Excerpts from a figure dataset
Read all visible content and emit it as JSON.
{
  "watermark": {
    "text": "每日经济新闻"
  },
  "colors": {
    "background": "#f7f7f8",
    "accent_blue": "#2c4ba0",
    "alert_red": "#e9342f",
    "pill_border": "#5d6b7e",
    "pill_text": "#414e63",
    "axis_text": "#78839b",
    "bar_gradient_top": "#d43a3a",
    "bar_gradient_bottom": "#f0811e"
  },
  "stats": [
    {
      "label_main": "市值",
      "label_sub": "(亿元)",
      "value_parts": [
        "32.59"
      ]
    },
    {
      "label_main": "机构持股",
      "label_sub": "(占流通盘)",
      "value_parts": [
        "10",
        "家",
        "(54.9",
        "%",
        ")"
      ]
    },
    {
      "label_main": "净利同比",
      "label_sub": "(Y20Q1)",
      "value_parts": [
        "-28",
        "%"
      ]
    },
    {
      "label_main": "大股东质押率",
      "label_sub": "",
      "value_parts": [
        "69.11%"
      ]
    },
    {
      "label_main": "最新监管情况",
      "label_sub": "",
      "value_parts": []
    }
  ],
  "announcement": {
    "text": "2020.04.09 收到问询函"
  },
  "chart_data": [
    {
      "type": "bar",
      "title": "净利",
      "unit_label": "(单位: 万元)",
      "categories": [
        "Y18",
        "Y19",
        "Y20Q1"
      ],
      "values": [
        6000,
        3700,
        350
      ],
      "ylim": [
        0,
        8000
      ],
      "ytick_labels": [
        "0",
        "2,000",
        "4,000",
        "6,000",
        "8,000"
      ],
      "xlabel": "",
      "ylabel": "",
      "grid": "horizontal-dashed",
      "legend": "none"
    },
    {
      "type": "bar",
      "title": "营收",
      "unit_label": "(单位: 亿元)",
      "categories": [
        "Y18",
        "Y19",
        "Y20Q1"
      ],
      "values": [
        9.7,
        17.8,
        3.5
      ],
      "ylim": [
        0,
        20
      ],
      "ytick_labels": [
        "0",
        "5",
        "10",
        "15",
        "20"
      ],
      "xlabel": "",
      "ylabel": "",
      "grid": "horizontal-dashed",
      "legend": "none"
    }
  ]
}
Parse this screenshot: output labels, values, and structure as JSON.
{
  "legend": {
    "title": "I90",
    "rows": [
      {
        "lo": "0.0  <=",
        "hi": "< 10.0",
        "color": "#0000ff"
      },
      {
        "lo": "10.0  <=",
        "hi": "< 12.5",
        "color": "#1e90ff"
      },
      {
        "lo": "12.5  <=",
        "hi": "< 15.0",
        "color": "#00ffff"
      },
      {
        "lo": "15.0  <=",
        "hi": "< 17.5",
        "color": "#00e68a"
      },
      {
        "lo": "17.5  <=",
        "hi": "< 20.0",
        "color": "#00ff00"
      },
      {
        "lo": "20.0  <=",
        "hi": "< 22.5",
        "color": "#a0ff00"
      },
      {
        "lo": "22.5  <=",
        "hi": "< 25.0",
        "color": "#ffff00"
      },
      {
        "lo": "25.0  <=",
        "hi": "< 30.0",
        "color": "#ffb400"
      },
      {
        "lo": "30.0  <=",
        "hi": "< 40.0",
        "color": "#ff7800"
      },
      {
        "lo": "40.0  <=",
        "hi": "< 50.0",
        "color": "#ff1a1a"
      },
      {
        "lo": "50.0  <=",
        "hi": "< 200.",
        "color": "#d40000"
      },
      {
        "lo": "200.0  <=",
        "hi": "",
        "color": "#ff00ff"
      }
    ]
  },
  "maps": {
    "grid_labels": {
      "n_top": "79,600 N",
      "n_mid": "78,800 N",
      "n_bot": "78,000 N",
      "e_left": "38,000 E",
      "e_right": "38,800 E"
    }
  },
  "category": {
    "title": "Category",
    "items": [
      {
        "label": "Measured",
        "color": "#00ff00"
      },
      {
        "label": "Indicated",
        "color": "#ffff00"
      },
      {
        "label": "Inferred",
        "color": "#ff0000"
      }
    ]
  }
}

Set exercise
Make an exact copy of every entry.

Exercise solution
Read all visible content and emit it as JSON.
{
  "watermark": {
    "text": "每日经济新闻"
  },
  "colors": {
    "background": "#f7f7f8",
    "accent_blue": "#2c4ba0",
    "alert_red": "#e9342f",
    "pill_border": "#5d6b7e",
    "pill_text": "#414e63",
    "axis_text": "#78839b",
    "bar_gradient_top": "#d43a3a",
    "bar_gradient_bottom": "#f0811e"
  },
  "stats": [
    {
      "label_main": "市值",
      "label_sub": "(亿元)",
      "value_parts": [
        "32.59"
      ]
    },
    {
      "label_main": "机构持股",
      "label_sub": "(占流通盘)",
      "value_parts": [
        "10",
        "家",
        "(54.9",
        "%",
        ")"
      ]
    },
    {
      "label_main": "净利同比",
      "label_sub": "(Y20Q1)",
      "value_parts": [
        "-28",
        "%"
      ]
    },
    {
      "label_main": "大股东质押率",
      "label_sub": "",
      "value_parts": [
        "69.11%"
      ]
    },
    {
      "label_main": "最新监管情况",
      "label_sub": "",
      "value_parts": []
    }
  ],
  "announcement": {
    "text": "2020.04.09 收到问询函"
  },
  "chart_data": [
    {
      "type": "bar",
      "title": "净利",
      "unit_label": "(单位: 万元)",
      "categories": [
        "Y18",
        "Y19",
        "Y20Q1"
      ],
      "values": [
        6000,
        3700,
        350
      ],
      "ylim": [
        0,
        8000
      ],
      "ytick_labels": [
        "0",
        "2,000",
        "4,000",
        "6,000",
        "8,000"
      ],
      "xlabel": "",
      "ylabel": "",
      "grid": "horizontal-dashed",
      "legend": "none"
    },
    {
      "type": "bar",
      "title": "营收",
      "unit_label": "(单位: 亿元)",
      "categories": [
        "Y18",
        "Y19",
        "Y20Q1"
      ],
      "values": [
        9.7,
        17.8,
        3.5
      ],
      "ylim": [
        0,
        20
      ],
      "ytick_labels": [
        "0",
        "5",
        "10",
        "15",
        "20"
      ],
      "xlabel": "",
      "ylabel": "",
      "grid": "horizontal-dashed",
      "legend": "none"
    }
  ]
}
Parse this screenshot: output labels, values, and structure as JSON.
{
  "legend": {
    "title": "I90",
    "rows": [
      {
        "lo": "0.0  <=",
        "hi": "< 10.0",
        "color": "#0000ff"
      },
      {
        "lo": "10.0  <=",
        "hi": "< 12.5",
        "color": "#1e90ff"
      },
      {
        "lo": "12.5  <=",
        "hi": "< 15.0",
        "color": "#00ffff"
      },
      {
        "lo": "15.0  <=",
        "hi": "< 17.5",
        "color": "#00e68a"
      },
      {
        "lo": "17.5  <=",
        "hi": "< 20.0",
        "color": "#00ff00"
      },
      {
        "lo": "20.0  <=",
        "hi": "< 22.5",
        "color": "#a0ff00"
      },
      {
        "lo": "22.5  <=",
        "hi": "< 25.0",
        "color": "#ffff00"
      },
      {
        "lo": "25.0  <=",
        "hi": "< 30.0",
        "color": "#ffb400"
      },
      {
        "lo": "30.0  <=",
        "hi": "< 40.0",
        "color": "#ff7800"
      },
      {
        "lo": "40.0  <=",
        "hi": "< 50.0",
        "color": "#ff1a1a"
      },
      {
        "lo": "50.0  <=",
        "hi": "< 200.",
        "color": "#d40000"
      },
      {
        "lo": "200.0  <=",
        "hi": "",
        "color": "#ff00ff"
      }
    ]
  },
  "maps": {
    "grid_labels": {
      "n_top": "79,600 N",
      "n_mid": "78,800 N",
      "n_bot": "78,000 N",
      "e_left": "38,000 E",
      "e_right": "38,800 E"
    }
  },
  "category": {
    "title": "Category",
    "items": [
      {
        "label": "Measured",
        "color": "#00ff00"
      },
      {
        "label": "Indicated",
        "color": "#ffff00"
      },
      {
        "label": "Inferred",
        "color": "#ff0000"
      }
    ]
  }
}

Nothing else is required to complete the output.